Al .. I printed the pics so later when I'm building I will know how it should look like ,, yours looks like it will do a good job ,, the way I did them was slow and kind of messed up , and a lot more work then what it should have been ,, the first one I did the wire was a little sloppy , but the girls repaired it for us ,,


----------



## alleyyooper (Apr 22, 2005)

Tom I've seen form boards with little arms on the end that bow the side bars a little and tighten the wire up when you unlock the arms. I'll have to look and see if I can find that one again.


 Al


----------



## tom j (Apr 3, 2009)

I think it was the way I was doing it ,, you know half a ,, and I was not realy in the mood to be doing it ,, but it had to get done that day ( in my mind ) but it didn't get in the hive for 3 - 4 days ,, I was just ornery that day ... now I'm getting ready to put the girls to bed ,, to way I do it is the blanket with a candy bar ,, that is the way I have had good luck wintering them ,,, when would be the best time to put them to bed ????????? Bonnie said they will go to bed when they want to ,,,, but I said if they do get out after I put them in ,, then she gets to spank there little butts .....


----------



## alleyyooper (Apr 22, 2005)

Weather is being to crazy here to say when to put them to bed. We will feed syrup till it gets in the low 40F range and stays there. Then we will slip a candy board under thre inner cover quickly and hope for a decent spring for a change.

 Al


----------



## k9 (Feb 6, 2008)

Al, how do you make your candy boards??? Thanks. roger


----------



## alleyyooper (Apr 22, 2005)

Here is a list of different recipes and fourmulas. I stopped useing the extender patties. the bees didn't do much with them and they were mostly for tracheal mites.

SEMBA - Recipes and Formulations


Use caution when placeing candy boards. Read in a bee magizine where chunks would some times fall thru the top bars and knock the queen from the cluster.
Maybe use cheese cloth as a base. the bees will chew thru it and yet it will hold the small pieces from falling thru I think.


 Al


----------



## tom j (Apr 3, 2009)

thought I posted yesterday ,, but guess not .. 
Any way ,, what I put under my candy is the plastic canvas , you use in crafts .. it will stop the crap from falling and knocking the queen off ,,,


----------



## mare (Aug 31, 2006)

Tom do you pour the candy on the canvas or do you put the canvas in the hive under the candy---just need some clarification thanks


----------



## tom j (Apr 3, 2009)

◇ ◇ ◇

→ **WHAT IS ASKED**:
[A] Copy out the beekeeping forum thread from "Tom I've seen" to "little butts .....".
[B] Answer these questions using the beekeeping forum thread, one answer per line:
(i) Until the temperature reaches what range will alleyyooper keep feeding syrup?
(ii) What does tom j put under his candy?
(iii) What material does alleyyooper suggest as a base for candy boards?

[Dataset records]
◇ ◇ ◇

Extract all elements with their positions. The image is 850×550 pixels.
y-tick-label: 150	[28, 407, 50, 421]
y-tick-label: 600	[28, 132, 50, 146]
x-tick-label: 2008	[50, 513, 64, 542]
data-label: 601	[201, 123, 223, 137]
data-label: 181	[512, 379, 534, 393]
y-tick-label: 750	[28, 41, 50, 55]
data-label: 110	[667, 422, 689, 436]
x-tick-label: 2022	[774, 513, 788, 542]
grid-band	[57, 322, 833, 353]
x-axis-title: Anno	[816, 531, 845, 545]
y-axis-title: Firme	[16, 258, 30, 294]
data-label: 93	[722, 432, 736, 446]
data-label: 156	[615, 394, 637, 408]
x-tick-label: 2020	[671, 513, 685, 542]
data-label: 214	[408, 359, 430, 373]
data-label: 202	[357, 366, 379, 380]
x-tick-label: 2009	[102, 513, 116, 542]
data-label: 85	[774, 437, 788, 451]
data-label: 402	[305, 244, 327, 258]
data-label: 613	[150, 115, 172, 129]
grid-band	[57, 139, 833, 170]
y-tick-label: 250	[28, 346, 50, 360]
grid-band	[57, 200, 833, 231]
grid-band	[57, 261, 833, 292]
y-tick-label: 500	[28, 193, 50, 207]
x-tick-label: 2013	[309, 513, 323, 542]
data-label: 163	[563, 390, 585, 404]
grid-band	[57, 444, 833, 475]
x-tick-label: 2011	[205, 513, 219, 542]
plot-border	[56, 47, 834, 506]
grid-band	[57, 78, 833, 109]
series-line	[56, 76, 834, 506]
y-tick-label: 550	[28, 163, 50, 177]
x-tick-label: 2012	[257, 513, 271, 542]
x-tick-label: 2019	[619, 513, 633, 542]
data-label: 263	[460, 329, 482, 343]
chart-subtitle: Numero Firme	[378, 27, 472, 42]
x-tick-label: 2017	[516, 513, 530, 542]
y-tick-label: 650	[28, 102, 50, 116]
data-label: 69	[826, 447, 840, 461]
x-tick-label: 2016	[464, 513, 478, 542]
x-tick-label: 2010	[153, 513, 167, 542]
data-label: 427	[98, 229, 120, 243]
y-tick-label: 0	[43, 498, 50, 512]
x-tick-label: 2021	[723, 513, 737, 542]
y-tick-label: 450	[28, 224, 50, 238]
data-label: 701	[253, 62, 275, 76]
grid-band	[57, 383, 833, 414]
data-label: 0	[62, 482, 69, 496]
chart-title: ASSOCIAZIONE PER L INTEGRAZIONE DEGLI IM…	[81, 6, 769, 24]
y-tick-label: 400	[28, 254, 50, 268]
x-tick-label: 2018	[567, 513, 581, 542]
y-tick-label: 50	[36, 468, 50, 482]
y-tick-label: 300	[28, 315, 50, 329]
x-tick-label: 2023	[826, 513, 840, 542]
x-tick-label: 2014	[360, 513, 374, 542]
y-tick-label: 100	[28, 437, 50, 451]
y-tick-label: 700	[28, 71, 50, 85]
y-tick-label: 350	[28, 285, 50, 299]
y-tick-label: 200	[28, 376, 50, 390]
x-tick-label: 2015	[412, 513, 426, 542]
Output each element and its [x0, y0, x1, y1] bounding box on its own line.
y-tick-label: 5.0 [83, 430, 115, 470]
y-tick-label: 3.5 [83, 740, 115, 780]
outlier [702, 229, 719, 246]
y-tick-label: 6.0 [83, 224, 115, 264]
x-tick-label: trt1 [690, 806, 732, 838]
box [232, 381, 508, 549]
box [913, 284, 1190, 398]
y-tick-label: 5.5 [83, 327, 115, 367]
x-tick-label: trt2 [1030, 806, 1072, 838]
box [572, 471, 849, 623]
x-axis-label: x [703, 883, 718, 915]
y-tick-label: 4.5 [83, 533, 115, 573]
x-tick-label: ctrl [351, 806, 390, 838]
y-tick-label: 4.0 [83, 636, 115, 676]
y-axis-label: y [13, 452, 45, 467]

◇ ◇ ◇

→ **RESULTS FOR THE EXERCISE**:
[A]
Tom I've seen form boards with little arms on the end that bow the side bars a little and tighten the wire up when you unlock the arms. I'll have to look and see if I can find that one again.


 Al


----------



## tom j (Apr 3, 2009)

I think it was the way I was doing it ,, you know half a ,, and I was not realy in the mood to be doing it ,, but it had to get done that day ( in my mind ) but it didn't get in the hive for 3 - 4 days ,, I was just ornery that day ... now I'm getting ready to put the girls to bed ,, to way I do it is the blanket with a candy bar ,, that is the way I have had good luck wintering them ,,, when would be the best time to put them to bed ????????? Bonnie said they will go to bed when they want to ,,,, but I said if they do get out after I put them in ,, then she gets to spank there little butts .....

[B]
(i) The low 40F range.
(ii) The plastic canvas used in crafts.
(iii) Cheese cloth.